╔══
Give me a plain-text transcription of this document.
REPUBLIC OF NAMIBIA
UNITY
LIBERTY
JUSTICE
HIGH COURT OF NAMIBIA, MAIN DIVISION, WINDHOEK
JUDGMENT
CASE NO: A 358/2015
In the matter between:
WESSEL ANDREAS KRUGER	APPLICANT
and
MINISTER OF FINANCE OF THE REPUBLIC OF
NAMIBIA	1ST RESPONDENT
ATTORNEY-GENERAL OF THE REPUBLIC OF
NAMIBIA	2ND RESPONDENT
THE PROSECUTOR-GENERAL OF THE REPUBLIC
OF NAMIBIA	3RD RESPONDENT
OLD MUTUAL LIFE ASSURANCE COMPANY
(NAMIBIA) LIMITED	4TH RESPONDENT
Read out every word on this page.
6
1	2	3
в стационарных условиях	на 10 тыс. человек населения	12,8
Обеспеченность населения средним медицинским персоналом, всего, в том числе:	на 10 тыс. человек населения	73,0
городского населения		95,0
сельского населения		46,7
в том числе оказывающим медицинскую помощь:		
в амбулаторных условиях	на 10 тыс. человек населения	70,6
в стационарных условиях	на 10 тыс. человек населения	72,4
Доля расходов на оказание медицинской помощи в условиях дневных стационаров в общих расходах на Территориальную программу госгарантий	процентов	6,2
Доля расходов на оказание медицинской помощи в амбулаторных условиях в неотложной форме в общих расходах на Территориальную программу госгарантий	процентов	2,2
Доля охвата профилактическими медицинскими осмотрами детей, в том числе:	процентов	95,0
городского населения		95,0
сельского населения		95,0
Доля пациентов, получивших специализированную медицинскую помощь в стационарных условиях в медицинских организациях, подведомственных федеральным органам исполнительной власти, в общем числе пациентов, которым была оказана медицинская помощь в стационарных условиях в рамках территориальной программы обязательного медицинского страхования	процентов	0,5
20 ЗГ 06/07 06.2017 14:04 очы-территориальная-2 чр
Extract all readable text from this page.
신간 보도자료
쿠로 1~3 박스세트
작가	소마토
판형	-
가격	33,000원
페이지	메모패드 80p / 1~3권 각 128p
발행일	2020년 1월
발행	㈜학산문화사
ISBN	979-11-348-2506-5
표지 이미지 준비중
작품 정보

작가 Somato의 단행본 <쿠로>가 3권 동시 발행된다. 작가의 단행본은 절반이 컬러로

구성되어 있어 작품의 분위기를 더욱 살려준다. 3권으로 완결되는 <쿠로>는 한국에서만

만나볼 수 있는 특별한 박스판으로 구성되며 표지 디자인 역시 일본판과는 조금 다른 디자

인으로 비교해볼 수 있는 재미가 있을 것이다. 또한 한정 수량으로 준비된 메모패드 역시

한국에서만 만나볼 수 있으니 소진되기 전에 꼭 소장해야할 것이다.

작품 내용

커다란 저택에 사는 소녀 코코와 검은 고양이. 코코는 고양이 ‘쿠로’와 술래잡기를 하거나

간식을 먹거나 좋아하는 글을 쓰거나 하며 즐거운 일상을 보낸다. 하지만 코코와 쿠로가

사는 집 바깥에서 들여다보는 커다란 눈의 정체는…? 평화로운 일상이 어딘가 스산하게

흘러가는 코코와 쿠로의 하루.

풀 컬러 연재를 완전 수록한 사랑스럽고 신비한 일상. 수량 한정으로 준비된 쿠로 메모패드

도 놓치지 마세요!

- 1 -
╚══
Scan the data for the word "NAMIBIA" and copy every line where it shows up.

REPUBLIC OF NAMIBIA
HIGH COURT OF NAMIBIA, MAIN DIVISION, WINDHOEK
NAMIBIA	1ST RESPONDENT
NAMIBIA	2ND RESPONDENT
OF NAMIBIA	3RD RESPONDENT
(NAMIBIA) LIMITED	4TH RESPONDENT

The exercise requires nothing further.